## Dataset entries:
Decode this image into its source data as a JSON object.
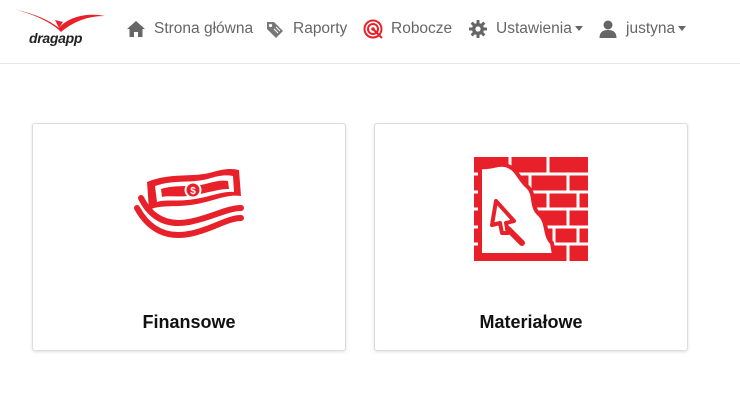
{
  "brand": {
    "name": "dragapp",
    "accent_color": "#e8202a"
  },
  "nav": {
    "items": [
      {
        "label": "Strona główna",
        "icon": "home-icon"
      },
      {
        "label": "Raporty",
        "icon": "tag-icon"
      },
      {
        "label": "Robocze",
        "icon": "target-icon"
      },
      {
        "label": "Ustawienia",
        "icon": "gear-icon",
        "dropdown": true
      },
      {
        "label": "justyna",
        "icon": "user-icon",
        "dropdown": true
      }
    ]
  },
  "cards": [
    {
      "label": "Finansowe",
      "icon": "money-icon"
    },
    {
      "label": "Materiałowe",
      "icon": "brick-wall-trowel-icon"
    }
  ]
}
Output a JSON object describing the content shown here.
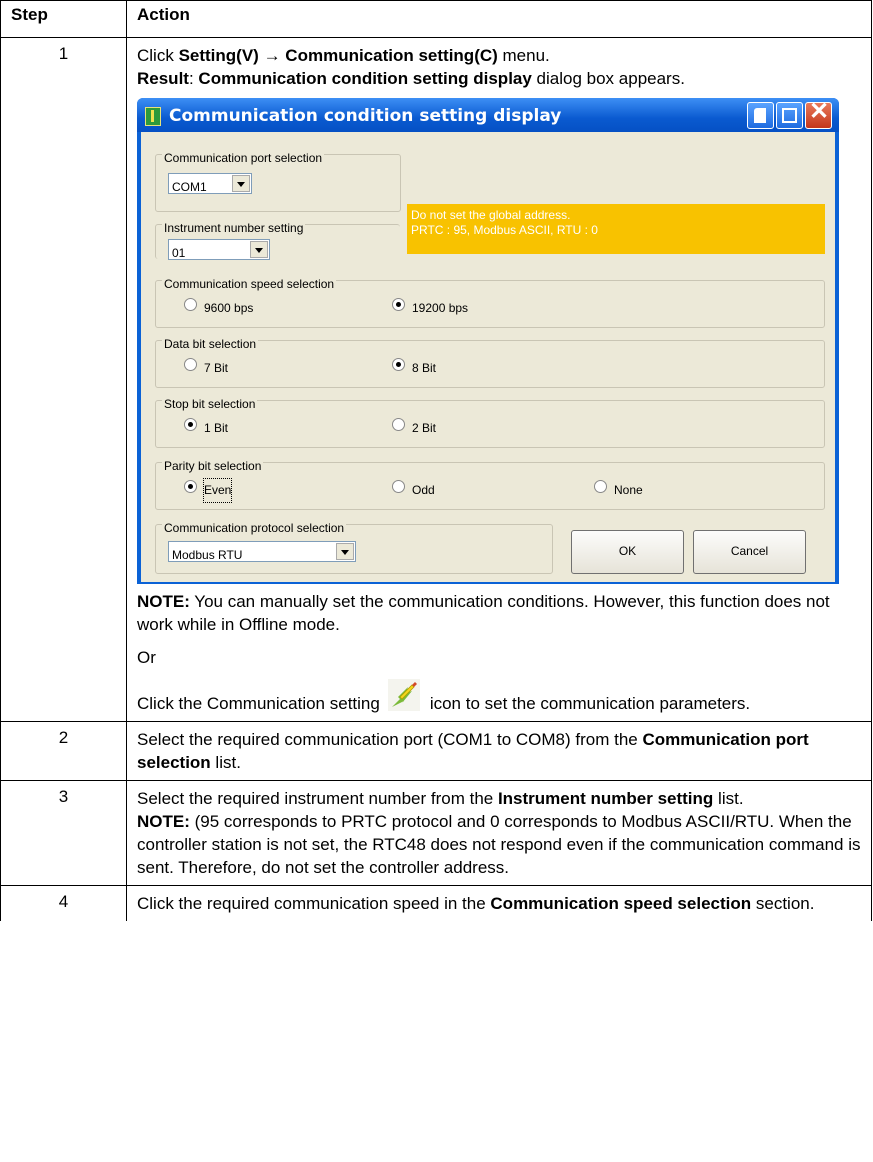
{
  "headers": {
    "step": "Step",
    "action": "Action"
  },
  "row1": {
    "step": "1",
    "click_pre": "Click ",
    "menu_setting": "Setting(V)",
    "arrow": " → ",
    "menu_comm": "Communication setting(C)",
    "menu_post": " menu.",
    "result_label": "Result",
    "result_colon": ": ",
    "result_dialog": "Communication condition setting display",
    "result_post": " dialog box appears.",
    "note_label": "NOTE:",
    "note_text": " You can manually set the communication conditions. However, this function does not work while in Offline mode.",
    "or_text": "Or",
    "icon_pre": "Click the Communication setting",
    "icon_post": "icon to set the communication parameters."
  },
  "dialog": {
    "title": "Communication condition setting display",
    "port_group": "Communication port selection",
    "port_value": "COM1",
    "instrument_group": "Instrument number setting",
    "instrument_value": "01",
    "warning_line1": "Do not set the global address.",
    "warning_line2": "PRTC : 95,  Modbus ASCII, RTU : 0",
    "speed_group": "Communication speed selection",
    "speed_opt1": "9600 bps",
    "speed_opt2": "19200 bps",
    "databit_group": "Data bit selection",
    "databit_opt1": "7 Bit",
    "databit_opt2": "8 Bit",
    "stopbit_group": "Stop bit selection",
    "stopbit_opt1": "1 Bit",
    "stopbit_opt2": "2 Bit",
    "parity_group": "Parity bit selection",
    "parity_opt1": "Even",
    "parity_opt2": "Odd",
    "parity_opt3": "None",
    "protocol_group": "Communication protocol selection",
    "protocol_value": "Modbus RTU",
    "ok_label": "OK",
    "cancel_label": "Cancel"
  },
  "row2": {
    "step": "2",
    "text_pre": "Select the required communication port (COM1 to COM8) from the ",
    "text_bold": "Communication port selection",
    "text_post": " list."
  },
  "row3": {
    "step": "3",
    "text_pre": "Select the required instrument number from the ",
    "text_bold": "Instrument number setting",
    "text_post": " list.",
    "note_label": "NOTE:",
    "note_text": " (95 corresponds to PRTC protocol and 0 corresponds to Modbus ASCII/RTU. When the controller station is not set, the RTC48 does not respond even if the communication command is sent. Therefore, do not set the controller address."
  },
  "row4": {
    "step": "4",
    "text_pre": "Click the required communication speed in the ",
    "text_bold": "Communication speed selection",
    "text_post": " section."
  },
  "colors": {
    "warning": "#f8c200",
    "titlebar": "#0a5ad0",
    "dialog_bg": "#ece9d8"
  },
  "icons": {
    "comm_setting": "lightning-pencil-icon"
  }
}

## What you have to do:
Copy all the lines of data exactly as they appear, dropping any images.

## Right answer:
Decode this image into its source data as a JSON object.
{
  "brand": {
    "name": "dragapp",
    "accent_color": "#e8202a"
  },
  "nav": {
    "items": [
      {
        "label": "Strona główna",
        "icon": "home-icon"
      },
      {
        "label": "Raporty",
        "icon": "tag-icon"
      },
      {
        "label": "Robocze",
        "icon": "target-icon"
      },
      {
        "label": "Ustawienia",
        "icon": "gear-icon",
        "dropdown": true
      },
      {
        "label": "justyna",
        "icon": "user-icon",
        "dropdown": true
      }
    ]
  },
  "cards": [
    {
      "label": "Finansowe",
      "icon": "money-icon"
    },
    {
      "label": "Materiałowe",
      "icon": "brick-wall-trowel-icon"
    }
  ]
}
Output a JSON object describing the content shown here.
{
  "headers": {
    "step": "Step",
    "action": "Action"
  },
  "row1": {
    "step": "1",
    "click_pre": "Click ",
    "menu_setting": "Setting(V)",
    "arrow": " → ",
    "menu_comm": "Communication setting(C)",
    "menu_post": " menu.",
    "result_label": "Result",
    "result_colon": ": ",
    "result_dialog": "Communication condition setting display",
    "result_post": " dialog box appears.",
    "note_label": "NOTE:",
    "note_text": " You can manually set the communication conditions. However, this function does not work while in Offline mode.",
    "or_text": "Or",
    "icon_pre": "Click the Communication setting",
    "icon_post": "icon to set the communication parameters."
  },
  "dialog": {
    "title": "Communication condition setting display",
    "port_group": "Communication port selection",
    "port_value": "COM1",
    "instrument_group": "Instrument number setting",
    "instrument_value": "01",
    "warning_line1": "Do not set the global address.",
    "warning_line2": "PRTC : 95,  Modbus ASCII, RTU : 0",
    "speed_group": "Communication speed selection",
    "speed_opt1": "9600 bps",
    "speed_opt2": "19200 bps",
    "databit_group": "Data bit selection",
    "databit_opt1": "7 Bit",
    "databit_opt2": "8 Bit",
    "stopbit_group": "Stop bit selection",
    "stopbit_opt1": "1 Bit",
    "stopbit_opt2": "2 Bit",
    "parity_group": "Parity bit selection",
    "parity_opt1": "Even",
    "parity_opt2": "Odd",
    "parity_opt3": "None",
    "protocol_group": "Communication protocol selection",
    "protocol_value": "Modbus RTU",
    "ok_label": "OK",
    "cancel_label": "Cancel"
  },
  "row2": {
    "step": "2",
    "text_pre": "Select the required communication port (COM1 to COM8) from the ",
    "text_bold": "Communication port selection",
    "text_post": " list."
  },
  "row3": {
    "step": "3",
    "text_pre": "Select the required instrument number from the ",
    "text_bold": "Instrument number setting",
    "text_post": " list.",
    "note_label": "NOTE:",
    "note_text": " (95 corresponds to PRTC protocol and 0 corresponds to Modbus ASCII/RTU. When the controller station is not set, the RTC48 does not respond even if the communication command is sent. Therefore, do not set the controller address."
  },
  "row4": {
    "step": "4",
    "text_pre": "Click the required communication speed in the ",
    "text_bold": "Communication speed selection",
    "text_post": " section."
  },
  "colors": {
    "warning": "#f8c200",
    "titlebar": "#0a5ad0",
    "dialog_bg": "#ece9d8"
  },
  "icons": {
    "comm_setting": "lightning-pencil-icon"
  }
}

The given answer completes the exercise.